● ENTRIES SUPPLIED
■ ■ ■ ■ ■

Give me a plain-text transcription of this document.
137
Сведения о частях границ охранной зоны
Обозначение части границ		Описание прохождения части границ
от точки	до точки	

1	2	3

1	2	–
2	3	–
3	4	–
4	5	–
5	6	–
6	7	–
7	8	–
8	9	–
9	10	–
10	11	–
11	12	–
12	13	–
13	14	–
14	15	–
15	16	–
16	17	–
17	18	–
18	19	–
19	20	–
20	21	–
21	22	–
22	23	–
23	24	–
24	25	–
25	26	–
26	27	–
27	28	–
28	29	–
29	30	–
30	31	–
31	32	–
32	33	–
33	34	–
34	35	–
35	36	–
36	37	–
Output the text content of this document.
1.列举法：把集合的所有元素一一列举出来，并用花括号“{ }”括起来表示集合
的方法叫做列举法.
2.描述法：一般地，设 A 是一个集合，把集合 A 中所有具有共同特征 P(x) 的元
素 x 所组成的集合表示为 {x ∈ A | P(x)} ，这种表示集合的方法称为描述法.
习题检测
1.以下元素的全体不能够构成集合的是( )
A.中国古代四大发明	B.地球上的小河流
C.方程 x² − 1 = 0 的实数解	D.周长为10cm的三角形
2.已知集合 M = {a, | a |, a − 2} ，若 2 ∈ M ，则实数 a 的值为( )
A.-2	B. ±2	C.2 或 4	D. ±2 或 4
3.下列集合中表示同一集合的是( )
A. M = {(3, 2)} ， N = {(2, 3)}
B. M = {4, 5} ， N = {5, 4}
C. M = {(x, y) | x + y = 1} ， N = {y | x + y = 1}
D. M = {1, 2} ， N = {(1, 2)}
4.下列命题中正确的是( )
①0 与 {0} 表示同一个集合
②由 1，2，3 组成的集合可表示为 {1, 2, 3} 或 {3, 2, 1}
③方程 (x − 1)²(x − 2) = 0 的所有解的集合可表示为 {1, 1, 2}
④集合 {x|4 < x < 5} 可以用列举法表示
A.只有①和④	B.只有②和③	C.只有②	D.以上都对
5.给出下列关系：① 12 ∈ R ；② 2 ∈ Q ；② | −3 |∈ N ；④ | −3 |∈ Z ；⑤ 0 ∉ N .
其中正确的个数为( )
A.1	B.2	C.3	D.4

■ ■ ■ ■ ■

● TASK BRIEF
Give the lines exactly as they stand, from the line with "Output the text content of this document." through the end of the material.

● THE REPLY
Output the text content of this document.
1.列举法：把集合的所有元素一一列举出来，并用花括号“{ }”括起来表示集合
的方法叫做列举法.
2.描述法：一般地，设 A 是一个集合，把集合 A 中所有具有共同特征 P(x) 的元
素 x 所组成的集合表示为 {x ∈ A | P(x)} ，这种表示集合的方法称为描述法.
习题检测
1.以下元素的全体不能够构成集合的是( )
A.中国古代四大发明	B.地球上的小河流
C.方程 x² − 1 = 0 的实数解	D.周长为10cm的三角形
2.已知集合 M = {a, | a |, a − 2} ，若 2 ∈ M ，则实数 a 的值为( )
A.-2	B. ±2	C.2 或 4	D. ±2 或 4
3.下列集合中表示同一集合的是( )
A. M = {(3, 2)} ， N = {(2, 3)}
B. M = {4, 5} ， N = {5, 4}
C. M = {(x, y) | x + y = 1} ， N = {y | x + y = 1}
D. M = {1, 2} ， N = {(1, 2)}
4.下列命题中正确的是( )
①0 与 {0} 表示同一个集合
②由 1，2，3 组成的集合可表示为 {1, 2, 3} 或 {3, 2, 1}
③方程 (x − 1)²(x − 2) = 0 的所有解的集合可表示为 {1, 1, 2}
④集合 {x|4 < x < 5} 可以用列举法表示
A.只有①和④	B.只有②和③	C.只有②	D.以上都对
5.给出下列关系：① 12 ∈ R ；② 2 ∈ Q ；② | −3 |∈ N ；④ | −3 |∈ Z ；⑤ 0 ∉ N .
其中正确的个数为( )
A.1	B.2	C.3	D.4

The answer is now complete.